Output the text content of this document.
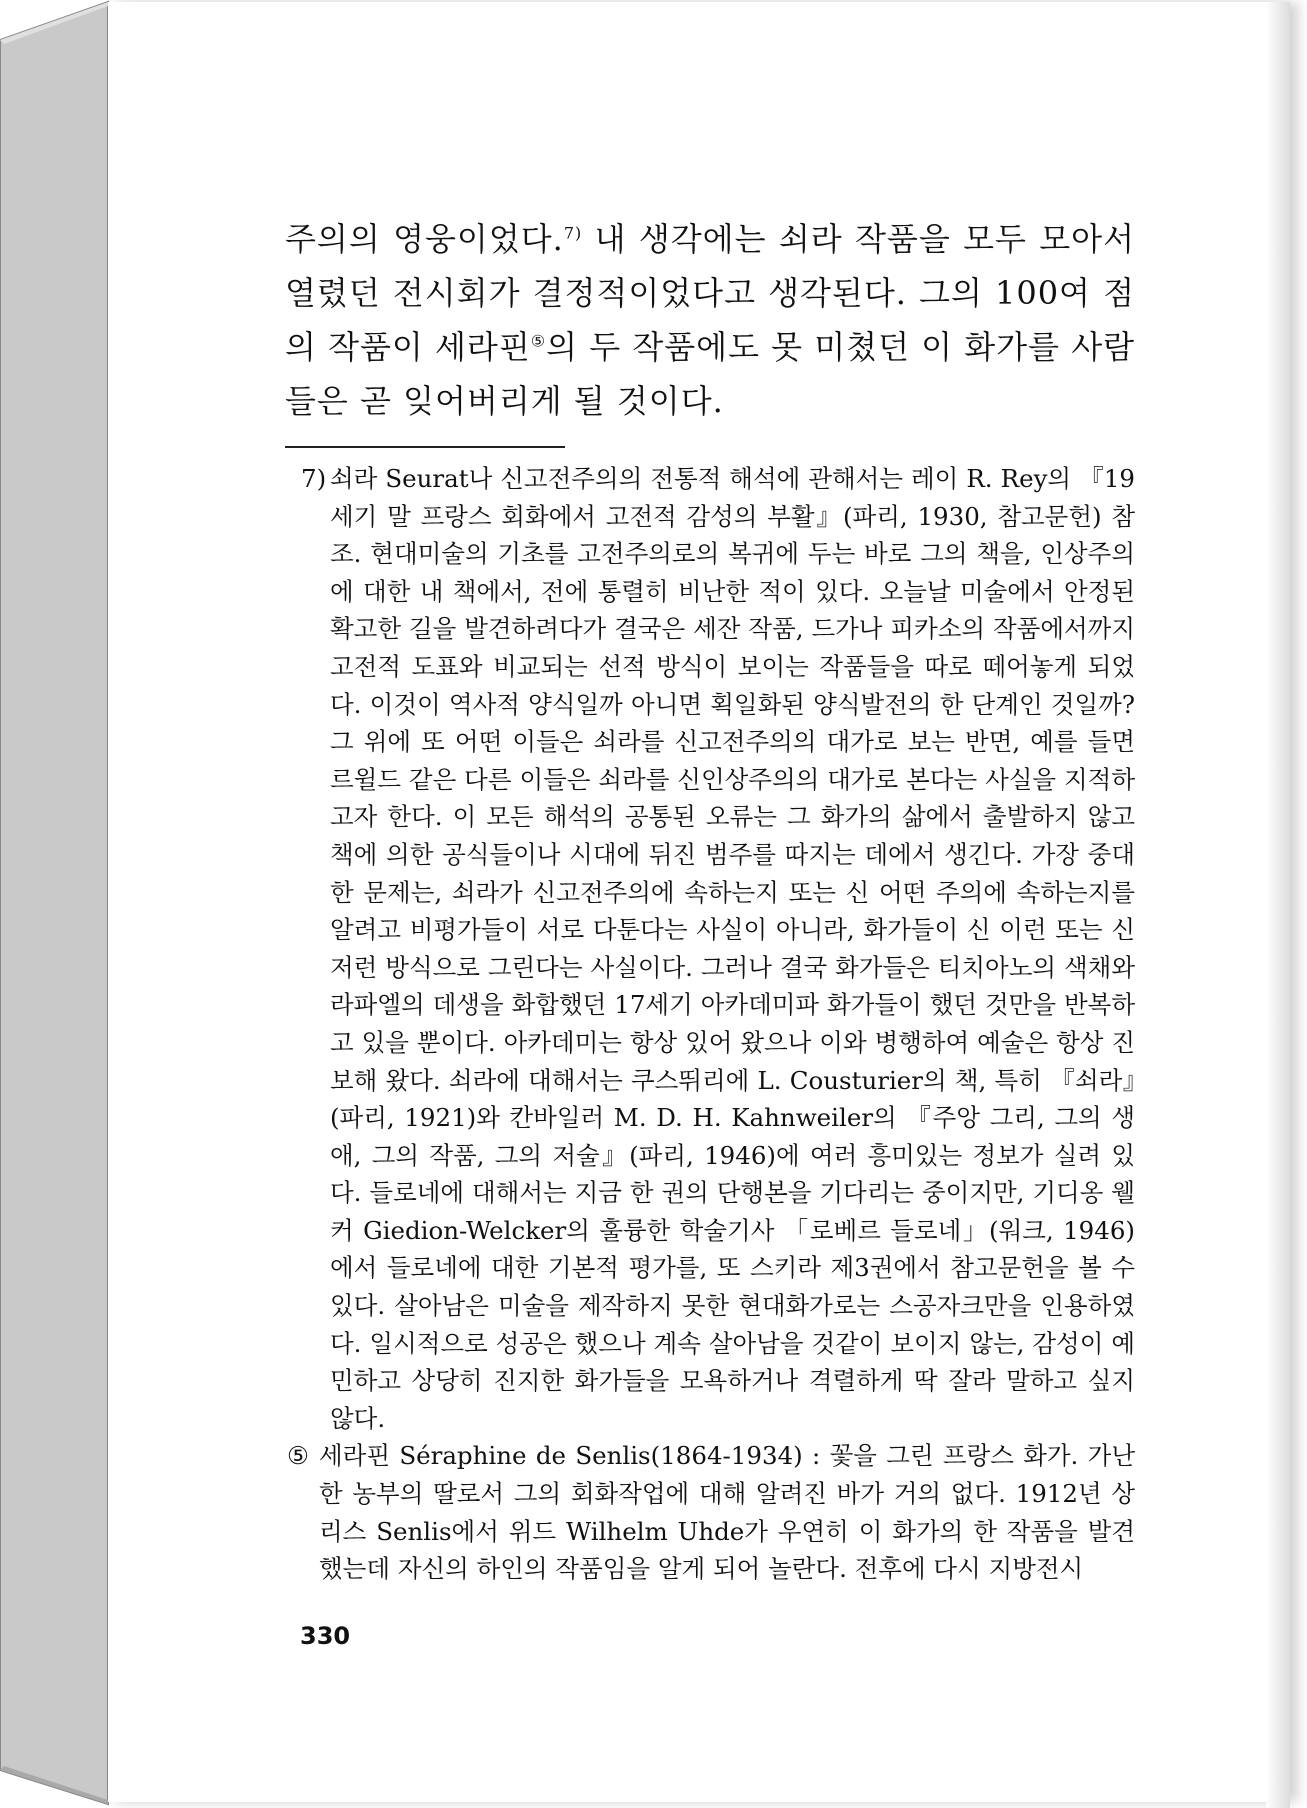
주의의 영웅이었다.$^{7)}$ 내 생각에는 쇠라 작품을 모두 모아서 열렸던 전시회가 결정적이었다고 생각된다. 그의 100여 점의 작품이 세라핀⑤의 두 작품에도 못 미쳤던 이 화가를 사람들은 곧 잊어버리게 될 것이다.

7) 쇠라 Seurat나 신고전주의의 전통적 해석에 관해서는 레이 R. Rey의 『19세기 말 프랑스 회화에서 고전적 감성의 부활』(파리, 1930, 참고문헌) 참조. 현대미술의 기초를 고전주의로의 복귀에 두는 바로 그의 책을, 인상주의에 대한 내 책에서, 전에 통렬히 비난한 적이 있다. 오늘날 미술에서 안정된 확고한 길을 발견하려다가 결국은 세잔 작품, 드가나 피카소의 작품에서까지 고전적 도표와 비교되는 선적 방식이 보이는 작품들을 따로 떼어놓게 되었다. 이것이 역사적 양식일까 아니면 획일화된 양식발전의 한 단계인 것일까? 그 위에 또 어떤 이들은 쇠라를 신고전주의의 대가로 보는 반면, 예를 들면 르윌드 같은 다른 이들은 쇠라를 신인상주의의 대가로 본다는 사실을 지적하고자 한다. 이 모든 해석의 공통된 오류는 그 화가의 삶에서 출발하지 않고 책에 의한 공식들이나 시대에 뒤진 범주를 따지는 데에서 생긴다. 가장 중대한 문제는, 쇠라가 신고전주의에 속하는지 또는 신 어떤 주의에 속하는지를 알려고 비평가들이 서로 다툰다는 사실이 아니라, 화가들이 신 이런 또는 신 저런 방식으로 그린다는 사실이다. 그러나 결국 화가들은 티치아노의 색채와 라파엘의 데생을 화합했던 17세기 아카데미파 화가들이 했던 것만을 반복하고 있을 뿐이다. 아카데미는 항상 있어 왔으나 이와 병행하여 예술은 항상 진보해 왔다. 쇠라에 대해서는 쿠스뛰리에 L. Cousturier의 책, 특히 『쇠라』(파리, 1921)와 칸바일러 M. D. H. Kahnweiler의 『주앙 그리, 그의 생애, 그의 작품, 그의 저술』(파리, 1946)에 여러 흥미있는 정보가 실려 있다. 들로네에 대해서는 지금 한 권의 단행본을 기다리는 중이지만, 기디옹 웰커 Giedion-Welcker의 훌륭한 학술기사 「로베르 들로네」(워크, 1946)에서 들로네에 대한 기본적 평가를, 또 스키라 제3권에서 참고문헌을 볼 수 있다. 살아남은 미술을 제작하지 못한 현대화가로는 스공자크만을 인용하였다. 일시적으로 성공은 했으나 계속 살아남을 것같이 보이지 않는, 감성이 예민하고 상당히 진지한 화가들을 모욕하거나 격렬하게 딱 잘라 말하고 싶지 않다.
⑤ 세라핀 Séraphine de Senlis(1864-1934) : 꽃을 그린 프랑스 화가. 가난한 농부의 딸로서 그의 회화작업에 대해 알려진 바가 거의 없다. 1912년 상리스 Senlis에서 위드 Wilhelm Uhde가 우연히 이 화가의 한 작품을 발견했는데 자신의 하인의 작품임을 알게 되어 놀란다. 전후에 다시 지방전시
330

**What to produce**
Reproduce all the entries that precede this task, word for word, minus any pictures.

**Completed exercise**
Output the text content of this document.
주의의 영웅이었다.$^{7)}$ 내 생각에는 쇠라 작품을 모두 모아서 열렸던 전시회가 결정적이었다고 생각된다. 그의 100여 점의 작품이 세라핀⑤의 두 작품에도 못 미쳤던 이 화가를 사람들은 곧 잊어버리게 될 것이다.

7) 쇠라 Seurat나 신고전주의의 전통적 해석에 관해서는 레이 R. Rey의 『19세기 말 프랑스 회화에서 고전적 감성의 부활』(파리, 1930, 참고문헌) 참조. 현대미술의 기초를 고전주의로의 복귀에 두는 바로 그의 책을, 인상주의에 대한 내 책에서, 전에 통렬히 비난한 적이 있다. 오늘날 미술에서 안정된 확고한 길을 발견하려다가 결국은 세잔 작품, 드가나 피카소의 작품에서까지 고전적 도표와 비교되는 선적 방식이 보이는 작품들을 따로 떼어놓게 되었다. 이것이 역사적 양식일까 아니면 획일화된 양식발전의 한 단계인 것일까? 그 위에 또 어떤 이들은 쇠라를 신고전주의의 대가로 보는 반면, 예를 들면 르윌드 같은 다른 이들은 쇠라를 신인상주의의 대가로 본다는 사실을 지적하고자 한다. 이 모든 해석의 공통된 오류는 그 화가의 삶에서 출발하지 않고 책에 의한 공식들이나 시대에 뒤진 범주를 따지는 데에서 생긴다. 가장 중대한 문제는, 쇠라가 신고전주의에 속하는지 또는 신 어떤 주의에 속하는지를 알려고 비평가들이 서로 다툰다는 사실이 아니라, 화가들이 신 이런 또는 신 저런 방식으로 그린다는 사실이다. 그러나 결국 화가들은 티치아노의 색채와 라파엘의 데생을 화합했던 17세기 아카데미파 화가들이 했던 것만을 반복하고 있을 뿐이다. 아카데미는 항상 있어 왔으나 이와 병행하여 예술은 항상 진보해 왔다. 쇠라에 대해서는 쿠스뛰리에 L. Cousturier의 책, 특히 『쇠라』(파리, 1921)와 칸바일러 M. D. H. Kahnweiler의 『주앙 그리, 그의 생애, 그의 작품, 그의 저술』(파리, 1946)에 여러 흥미있는 정보가 실려 있다. 들로네에 대해서는 지금 한 권의 단행본을 기다리는 중이지만, 기디옹 웰커 Giedion-Welcker의 훌륭한 학술기사 「로베르 들로네」(워크, 1946)에서 들로네에 대한 기본적 평가를, 또 스키라 제3권에서 참고문헌을 볼 수 있다. 살아남은 미술을 제작하지 못한 현대화가로는 스공자크만을 인용하였다. 일시적으로 성공은 했으나 계속 살아남을 것같이 보이지 않는, 감성이 예민하고 상당히 진지한 화가들을 모욕하거나 격렬하게 딱 잘라 말하고 싶지 않다.
⑤ 세라핀 Séraphine de Senlis(1864-1934) : 꽃을 그린 프랑스 화가. 가난한 농부의 딸로서 그의 회화작업에 대해 알려진 바가 거의 없다. 1912년 상리스 Senlis에서 위드 Wilhelm Uhde가 우연히 이 화가의 한 작품을 발견했는데 자신의 하인의 작품임을 알게 되어 놀란다. 전후에 다시 지방전시
330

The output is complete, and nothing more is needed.